### Task instructions
Copy out each line of the listing that has the word "para" in it.

### Material provided

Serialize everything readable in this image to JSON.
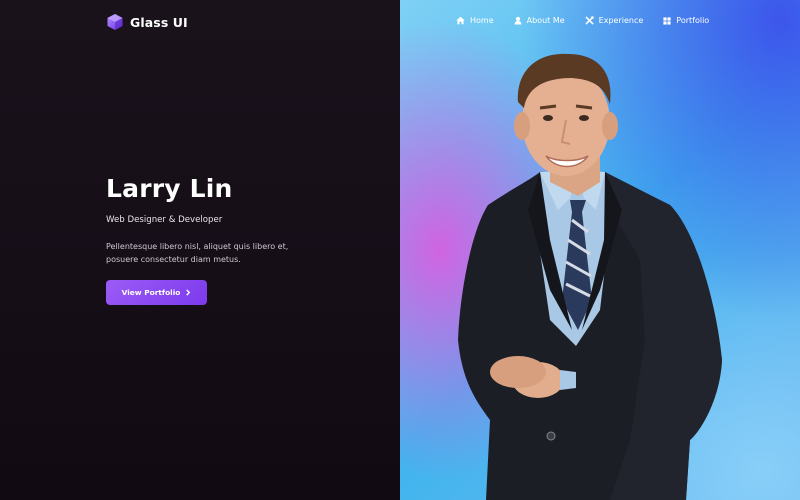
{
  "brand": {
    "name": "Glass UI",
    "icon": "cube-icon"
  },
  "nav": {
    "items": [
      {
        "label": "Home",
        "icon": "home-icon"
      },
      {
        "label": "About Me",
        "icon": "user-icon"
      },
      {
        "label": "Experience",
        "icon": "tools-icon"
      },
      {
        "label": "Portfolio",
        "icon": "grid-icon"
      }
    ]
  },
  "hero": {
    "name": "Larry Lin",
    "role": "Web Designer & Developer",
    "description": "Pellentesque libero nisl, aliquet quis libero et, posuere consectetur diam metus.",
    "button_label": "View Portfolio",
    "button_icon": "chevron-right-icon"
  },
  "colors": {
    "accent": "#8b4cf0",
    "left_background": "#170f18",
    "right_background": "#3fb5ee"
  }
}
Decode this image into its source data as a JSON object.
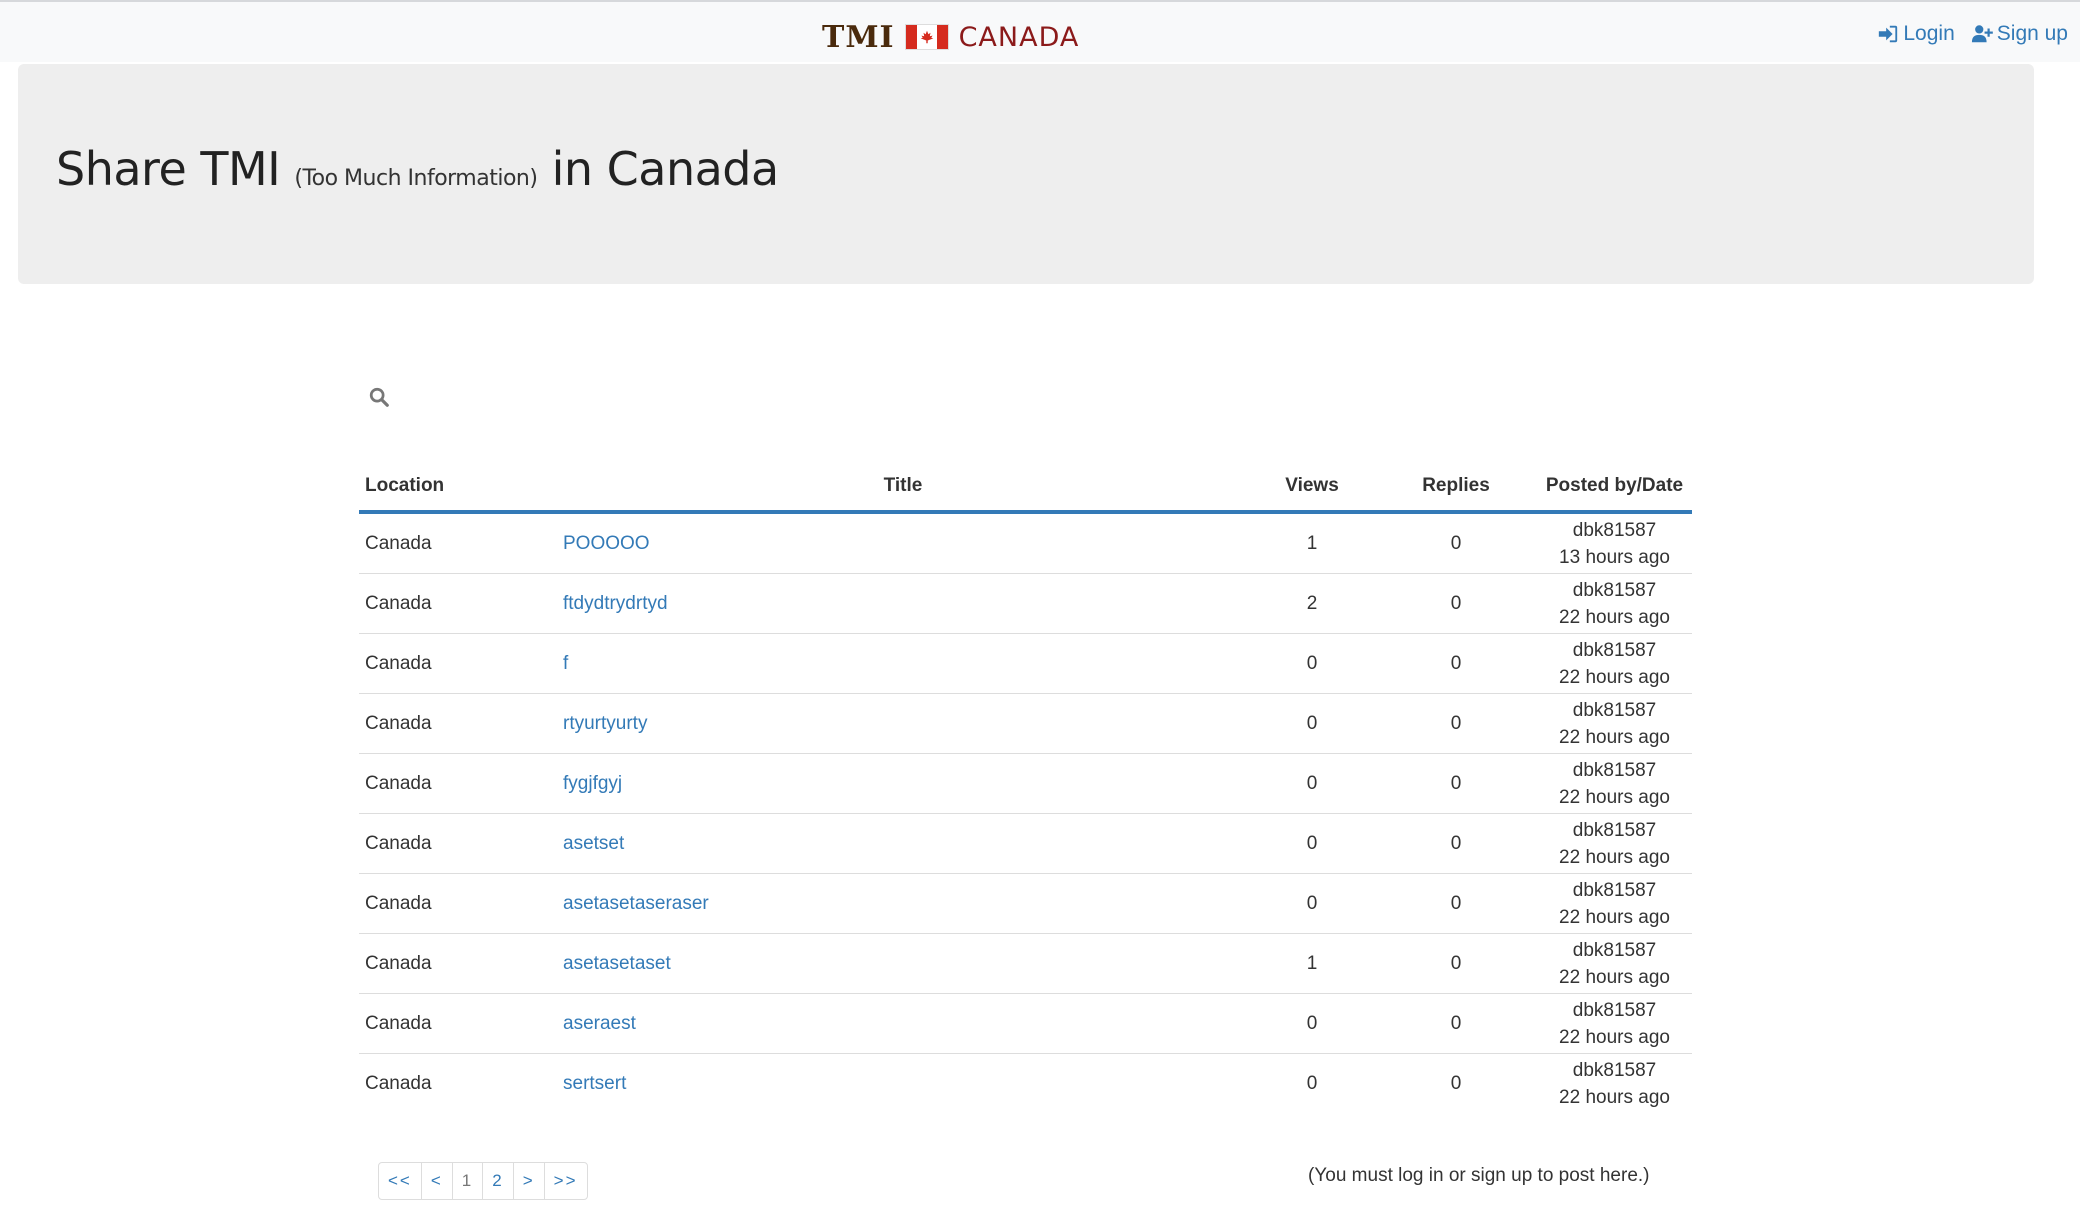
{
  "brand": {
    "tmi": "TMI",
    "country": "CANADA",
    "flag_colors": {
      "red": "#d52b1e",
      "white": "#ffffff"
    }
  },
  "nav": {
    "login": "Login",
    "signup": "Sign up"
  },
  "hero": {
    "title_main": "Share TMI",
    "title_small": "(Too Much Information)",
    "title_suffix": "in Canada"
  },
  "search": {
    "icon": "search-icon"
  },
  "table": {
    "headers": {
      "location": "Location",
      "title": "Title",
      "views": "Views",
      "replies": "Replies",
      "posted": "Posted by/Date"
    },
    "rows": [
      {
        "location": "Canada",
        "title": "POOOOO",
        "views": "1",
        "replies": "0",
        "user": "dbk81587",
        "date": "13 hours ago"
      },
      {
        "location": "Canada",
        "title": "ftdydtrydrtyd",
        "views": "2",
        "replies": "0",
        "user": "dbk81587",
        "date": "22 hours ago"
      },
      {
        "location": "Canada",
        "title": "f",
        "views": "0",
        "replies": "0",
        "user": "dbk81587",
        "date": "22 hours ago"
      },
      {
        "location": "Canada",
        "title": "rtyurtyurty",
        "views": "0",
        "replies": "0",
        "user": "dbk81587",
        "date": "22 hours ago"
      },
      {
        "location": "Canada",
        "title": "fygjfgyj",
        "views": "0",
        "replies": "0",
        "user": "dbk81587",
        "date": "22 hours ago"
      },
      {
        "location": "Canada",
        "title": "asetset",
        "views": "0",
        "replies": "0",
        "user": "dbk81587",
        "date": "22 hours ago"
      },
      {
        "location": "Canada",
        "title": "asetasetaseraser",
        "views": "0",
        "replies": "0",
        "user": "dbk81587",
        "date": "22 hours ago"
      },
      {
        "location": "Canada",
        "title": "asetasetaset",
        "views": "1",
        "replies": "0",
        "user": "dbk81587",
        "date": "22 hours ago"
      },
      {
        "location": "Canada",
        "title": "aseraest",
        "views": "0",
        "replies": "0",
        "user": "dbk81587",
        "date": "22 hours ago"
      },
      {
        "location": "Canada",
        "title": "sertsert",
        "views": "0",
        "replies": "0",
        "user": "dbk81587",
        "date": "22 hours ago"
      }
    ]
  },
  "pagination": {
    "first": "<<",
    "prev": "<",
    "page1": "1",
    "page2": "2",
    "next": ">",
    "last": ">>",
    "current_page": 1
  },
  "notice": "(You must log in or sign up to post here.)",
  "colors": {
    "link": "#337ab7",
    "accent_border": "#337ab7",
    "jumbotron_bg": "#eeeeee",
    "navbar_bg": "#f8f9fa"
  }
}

--

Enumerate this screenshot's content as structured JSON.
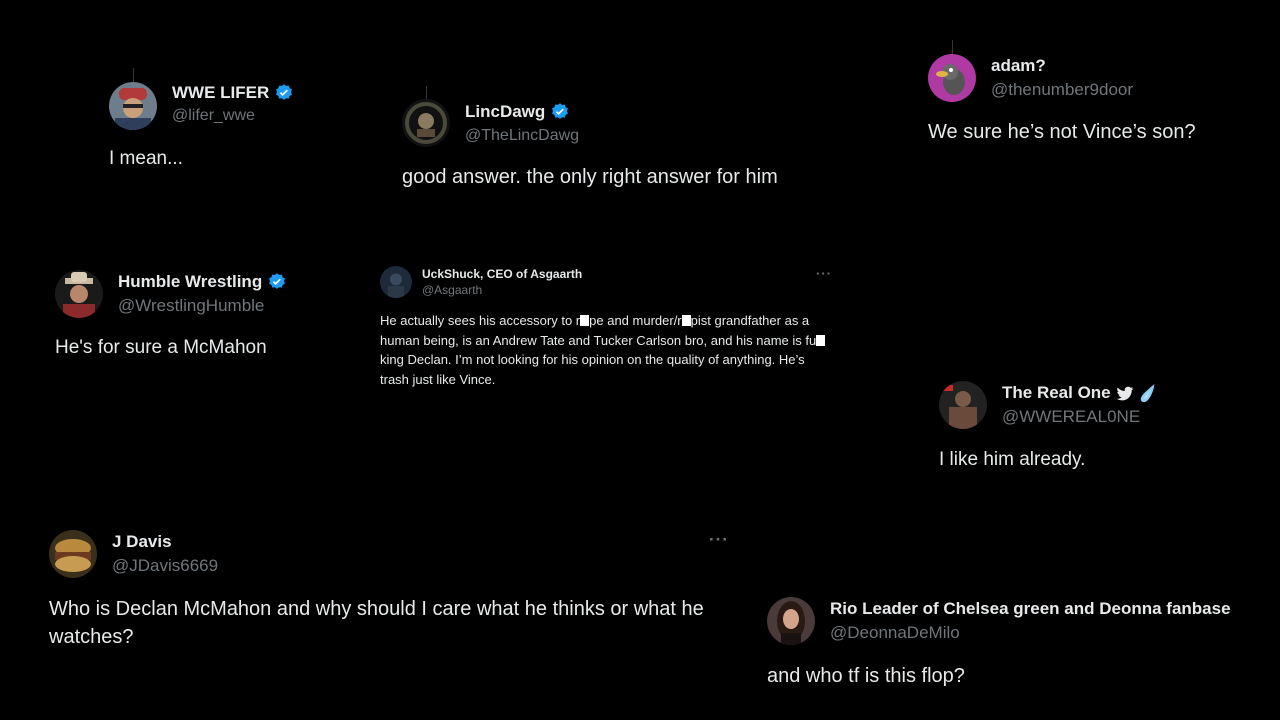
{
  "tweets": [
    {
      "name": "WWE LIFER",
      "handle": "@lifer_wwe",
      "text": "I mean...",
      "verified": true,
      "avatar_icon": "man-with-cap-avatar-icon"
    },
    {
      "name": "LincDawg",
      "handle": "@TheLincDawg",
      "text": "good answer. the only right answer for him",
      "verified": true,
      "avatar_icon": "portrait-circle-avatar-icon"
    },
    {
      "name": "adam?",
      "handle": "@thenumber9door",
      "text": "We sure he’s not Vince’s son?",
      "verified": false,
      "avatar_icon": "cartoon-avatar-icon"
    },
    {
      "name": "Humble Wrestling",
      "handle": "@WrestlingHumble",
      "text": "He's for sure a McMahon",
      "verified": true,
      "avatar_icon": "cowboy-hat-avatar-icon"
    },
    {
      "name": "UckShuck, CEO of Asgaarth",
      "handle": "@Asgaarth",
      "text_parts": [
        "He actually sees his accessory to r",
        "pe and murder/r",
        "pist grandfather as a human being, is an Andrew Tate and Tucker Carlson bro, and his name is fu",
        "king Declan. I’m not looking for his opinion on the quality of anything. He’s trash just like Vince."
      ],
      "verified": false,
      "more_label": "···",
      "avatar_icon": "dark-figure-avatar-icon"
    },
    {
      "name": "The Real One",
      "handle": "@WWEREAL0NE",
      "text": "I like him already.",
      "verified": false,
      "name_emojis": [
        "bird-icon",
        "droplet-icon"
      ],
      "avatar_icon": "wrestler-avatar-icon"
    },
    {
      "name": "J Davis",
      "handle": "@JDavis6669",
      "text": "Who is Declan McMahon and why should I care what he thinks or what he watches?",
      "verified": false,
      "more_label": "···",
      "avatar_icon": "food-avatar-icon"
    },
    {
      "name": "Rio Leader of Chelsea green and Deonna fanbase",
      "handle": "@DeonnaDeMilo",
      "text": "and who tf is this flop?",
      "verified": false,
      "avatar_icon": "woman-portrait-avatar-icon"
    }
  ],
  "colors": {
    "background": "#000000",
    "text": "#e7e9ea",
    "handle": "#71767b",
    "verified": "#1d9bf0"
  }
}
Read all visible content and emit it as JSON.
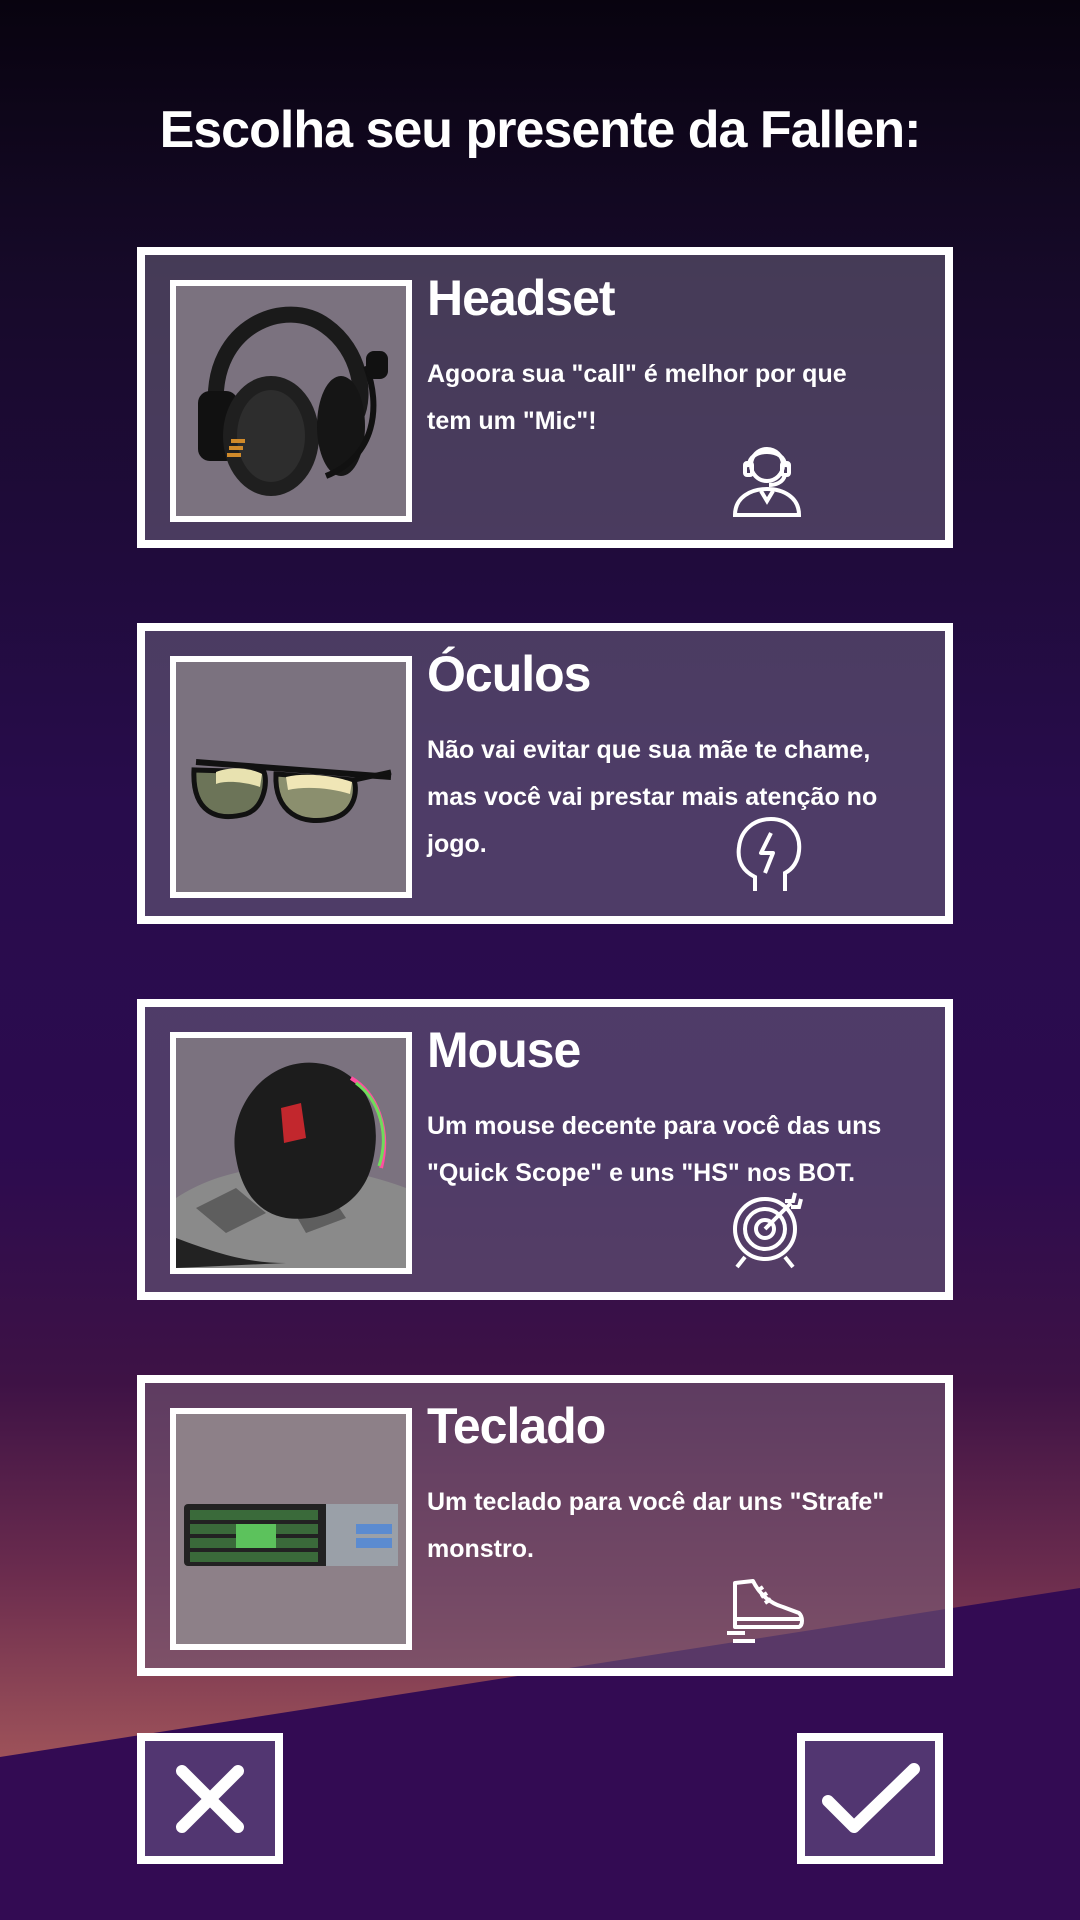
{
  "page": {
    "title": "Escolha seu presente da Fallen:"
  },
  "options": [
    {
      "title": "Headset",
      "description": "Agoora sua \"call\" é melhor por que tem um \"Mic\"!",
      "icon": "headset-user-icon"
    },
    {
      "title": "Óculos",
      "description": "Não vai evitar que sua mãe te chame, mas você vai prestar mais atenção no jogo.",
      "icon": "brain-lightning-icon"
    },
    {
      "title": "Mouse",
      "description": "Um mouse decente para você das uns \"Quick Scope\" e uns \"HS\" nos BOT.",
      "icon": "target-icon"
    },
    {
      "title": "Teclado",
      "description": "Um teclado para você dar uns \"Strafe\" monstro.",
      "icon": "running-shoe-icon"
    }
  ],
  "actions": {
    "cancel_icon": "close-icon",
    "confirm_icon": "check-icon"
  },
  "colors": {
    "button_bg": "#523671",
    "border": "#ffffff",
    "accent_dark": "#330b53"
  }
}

### Correct output
      "description": "Um mouse decente para você das uns \"Quick Scope\" e uns \"HS\" nos BOT.",
      "description": "Um teclado para você dar uns \"Strafe\" monstro.",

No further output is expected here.